**WHAT IS NEEDED**: Find "What's the underlying" in the data, then restate the line it sits in and every later line word for word, ending with the last line.

── DATA LINES ──

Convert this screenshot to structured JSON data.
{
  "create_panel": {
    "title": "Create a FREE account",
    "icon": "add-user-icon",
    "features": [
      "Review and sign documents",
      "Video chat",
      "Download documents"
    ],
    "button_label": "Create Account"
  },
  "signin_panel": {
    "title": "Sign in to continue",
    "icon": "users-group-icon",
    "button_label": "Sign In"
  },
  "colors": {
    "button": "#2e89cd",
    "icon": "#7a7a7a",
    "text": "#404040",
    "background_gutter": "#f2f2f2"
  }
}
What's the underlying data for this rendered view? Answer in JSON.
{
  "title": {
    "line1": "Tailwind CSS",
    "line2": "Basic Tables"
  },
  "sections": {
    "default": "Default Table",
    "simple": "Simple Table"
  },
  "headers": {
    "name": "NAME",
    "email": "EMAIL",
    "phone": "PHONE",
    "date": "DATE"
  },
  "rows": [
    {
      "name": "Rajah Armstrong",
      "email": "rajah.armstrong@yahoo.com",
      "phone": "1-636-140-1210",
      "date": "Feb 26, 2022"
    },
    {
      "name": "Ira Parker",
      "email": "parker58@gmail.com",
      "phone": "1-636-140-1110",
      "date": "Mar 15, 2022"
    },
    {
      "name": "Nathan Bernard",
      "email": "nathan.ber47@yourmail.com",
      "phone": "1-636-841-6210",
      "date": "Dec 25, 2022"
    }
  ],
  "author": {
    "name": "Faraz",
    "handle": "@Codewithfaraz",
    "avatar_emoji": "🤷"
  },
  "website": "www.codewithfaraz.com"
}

───

**RESULT FOR THIS TASK**:
What's the underlying data for this rendered view? Answer in JSON.
{
  "title": {
    "line1": "Tailwind CSS",
    "line2": "Basic Tables"
  },
  "sections": {
    "default": "Default Table",
    "simple": "Simple Table"
  },
  "headers": {
    "name": "NAME",
    "email": "EMAIL",
    "phone": "PHONE",
    "date": "DATE"
  },
  "rows": [
    {
      "name": "Rajah Armstrong",
      "email": "rajah.armstrong@yahoo.com",
      "phone": "1-636-140-1210",
      "date": "Feb 26, 2022"
    },
    {
      "name": "Ira Parker",
      "email": "parker58@gmail.com",
      "phone": "1-636-140-1110",
      "date": "Mar 15, 2022"
    },
    {
      "name": "Nathan Bernard",
      "email": "nathan.ber47@yourmail.com",
      "phone": "1-636-841-6210",
      "date": "Dec 25, 2022"
    }
  ],
  "author": {
    "name": "Faraz",
    "handle": "@Codewithfaraz",
    "avatar_emoji": "🤷"
  },
  "website": "www.codewithfaraz.com"
}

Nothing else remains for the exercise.